* EXTRACTED DATA:
+++++

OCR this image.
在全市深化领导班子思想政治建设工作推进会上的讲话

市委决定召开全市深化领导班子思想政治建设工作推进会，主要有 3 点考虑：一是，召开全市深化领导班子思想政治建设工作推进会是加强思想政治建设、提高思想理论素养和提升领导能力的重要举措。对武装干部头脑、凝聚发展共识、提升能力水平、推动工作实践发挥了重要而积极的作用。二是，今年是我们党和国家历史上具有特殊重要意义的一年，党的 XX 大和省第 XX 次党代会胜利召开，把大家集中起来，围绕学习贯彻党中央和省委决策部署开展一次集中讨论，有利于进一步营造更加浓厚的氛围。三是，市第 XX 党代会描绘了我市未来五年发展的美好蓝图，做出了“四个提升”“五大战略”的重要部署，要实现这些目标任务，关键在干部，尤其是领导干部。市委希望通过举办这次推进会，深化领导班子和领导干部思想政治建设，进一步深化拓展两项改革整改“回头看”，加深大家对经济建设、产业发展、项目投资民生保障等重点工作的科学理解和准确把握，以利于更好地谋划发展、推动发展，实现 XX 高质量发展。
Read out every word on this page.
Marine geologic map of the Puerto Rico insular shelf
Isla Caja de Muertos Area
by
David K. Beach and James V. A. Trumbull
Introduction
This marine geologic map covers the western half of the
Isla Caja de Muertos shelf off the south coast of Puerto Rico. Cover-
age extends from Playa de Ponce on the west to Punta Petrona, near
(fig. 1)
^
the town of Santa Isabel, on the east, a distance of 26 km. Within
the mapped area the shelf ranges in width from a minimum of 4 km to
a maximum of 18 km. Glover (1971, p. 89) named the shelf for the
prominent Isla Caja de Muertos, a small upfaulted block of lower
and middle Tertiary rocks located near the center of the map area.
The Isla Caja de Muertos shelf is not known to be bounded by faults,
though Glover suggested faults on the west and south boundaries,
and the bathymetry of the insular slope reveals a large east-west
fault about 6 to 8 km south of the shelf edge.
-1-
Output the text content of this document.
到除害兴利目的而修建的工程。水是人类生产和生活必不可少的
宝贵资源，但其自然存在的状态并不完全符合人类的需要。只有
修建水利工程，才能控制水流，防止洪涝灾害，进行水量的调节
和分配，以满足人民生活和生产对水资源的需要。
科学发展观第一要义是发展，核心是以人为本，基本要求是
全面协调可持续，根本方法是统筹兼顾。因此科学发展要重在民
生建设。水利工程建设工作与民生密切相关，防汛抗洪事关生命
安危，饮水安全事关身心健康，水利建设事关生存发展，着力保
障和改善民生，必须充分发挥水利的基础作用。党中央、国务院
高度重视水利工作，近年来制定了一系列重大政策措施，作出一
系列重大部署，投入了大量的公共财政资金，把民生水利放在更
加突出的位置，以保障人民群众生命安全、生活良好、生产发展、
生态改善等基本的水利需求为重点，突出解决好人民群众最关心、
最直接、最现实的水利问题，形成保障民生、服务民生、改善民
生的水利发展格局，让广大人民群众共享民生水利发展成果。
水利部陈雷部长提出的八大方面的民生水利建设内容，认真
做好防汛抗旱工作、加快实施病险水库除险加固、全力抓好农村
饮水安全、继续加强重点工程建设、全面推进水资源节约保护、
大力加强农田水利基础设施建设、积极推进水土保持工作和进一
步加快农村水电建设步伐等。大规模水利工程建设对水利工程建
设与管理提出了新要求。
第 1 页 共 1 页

+++++

* REQUIRED TASK:
Please reproduce each line exactly as written.

* SOLVED EXERCISE:
OCR this image.
在全市深化领导班子思想政治建设工作推进会上的讲话

市委决定召开全市深化领导班子思想政治建设工作推进会，主要有 3 点考虑：一是，召开全市深化领导班子思想政治建设工作推进会是加强思想政治建设、提高思想理论素养和提升领导能力的重要举措。对武装干部头脑、凝聚发展共识、提升能力水平、推动工作实践发挥了重要而积极的作用。二是，今年是我们党和国家历史上具有特殊重要意义的一年，党的 XX 大和省第 XX 次党代会胜利召开，把大家集中起来，围绕学习贯彻党中央和省委决策部署开展一次集中讨论，有利于进一步营造更加浓厚的氛围。三是，市第 XX 党代会描绘了我市未来五年发展的美好蓝图，做出了“四个提升”“五大战略”的重要部署，要实现这些目标任务，关键在干部，尤其是领导干部。市委希望通过举办这次推进会，深化领导班子和领导干部思想政治建设，进一步深化拓展两项改革整改“回头看”，加深大家对经济建设、产业发展、项目投资民生保障等重点工作的科学理解和准确把握，以利于更好地谋划发展、推动发展，实现 XX 高质量发展。
Read out every word on this page.
Marine geologic map of the Puerto Rico insular shelf
Isla Caja de Muertos Area
by
David K. Beach and James V. A. Trumbull
Introduction
This marine geologic map covers the western half of the
Isla Caja de Muertos shelf off the south coast of Puerto Rico. Cover-
age extends from Playa de Ponce on the west to Punta Petrona, near
(fig. 1)
^
the town of Santa Isabel, on the east, a distance of 26 km. Within
the mapped area the shelf ranges in width from a minimum of 4 km to
a maximum of 18 km. Glover (1971, p. 89) named the shelf for the
prominent Isla Caja de Muertos, a small upfaulted block of lower
and middle Tertiary rocks located near the center of the map area.
The Isla Caja de Muertos shelf is not known to be bounded by faults,
though Glover suggested faults on the west and south boundaries,
and the bathymetry of the insular slope reveals a large east-west
fault about 6 to 8 km south of the shelf edge.
-1-
Output the text content of this document.
到除害兴利目的而修建的工程。水是人类生产和生活必不可少的
宝贵资源，但其自然存在的状态并不完全符合人类的需要。只有
修建水利工程，才能控制水流，防止洪涝灾害，进行水量的调节
和分配，以满足人民生活和生产对水资源的需要。
科学发展观第一要义是发展，核心是以人为本，基本要求是
全面协调可持续，根本方法是统筹兼顾。因此科学发展要重在民
生建设。水利工程建设工作与民生密切相关，防汛抗洪事关生命
安危，饮水安全事关身心健康，水利建设事关生存发展，着力保
障和改善民生，必须充分发挥水利的基础作用。党中央、国务院
高度重视水利工作，近年来制定了一系列重大政策措施，作出一
系列重大部署，投入了大量的公共财政资金，把民生水利放在更
加突出的位置，以保障人民群众生命安全、生活良好、生产发展、
生态改善等基本的水利需求为重点，突出解决好人民群众最关心、
最直接、最现实的水利问题，形成保障民生、服务民生、改善民
生的水利发展格局，让广大人民群众共享民生水利发展成果。
水利部陈雷部长提出的八大方面的民生水利建设内容，认真
做好防汛抗旱工作、加快实施病险水库除险加固、全力抓好农村
饮水安全、继续加强重点工程建设、全面推进水资源节约保护、
大力加强农田水利基础设施建设、积极推进水土保持工作和进一
步加快农村水电建设步伐等。大规模水利工程建设对水利工程建
设与管理提出了新要求。
第 1 页 共 1 页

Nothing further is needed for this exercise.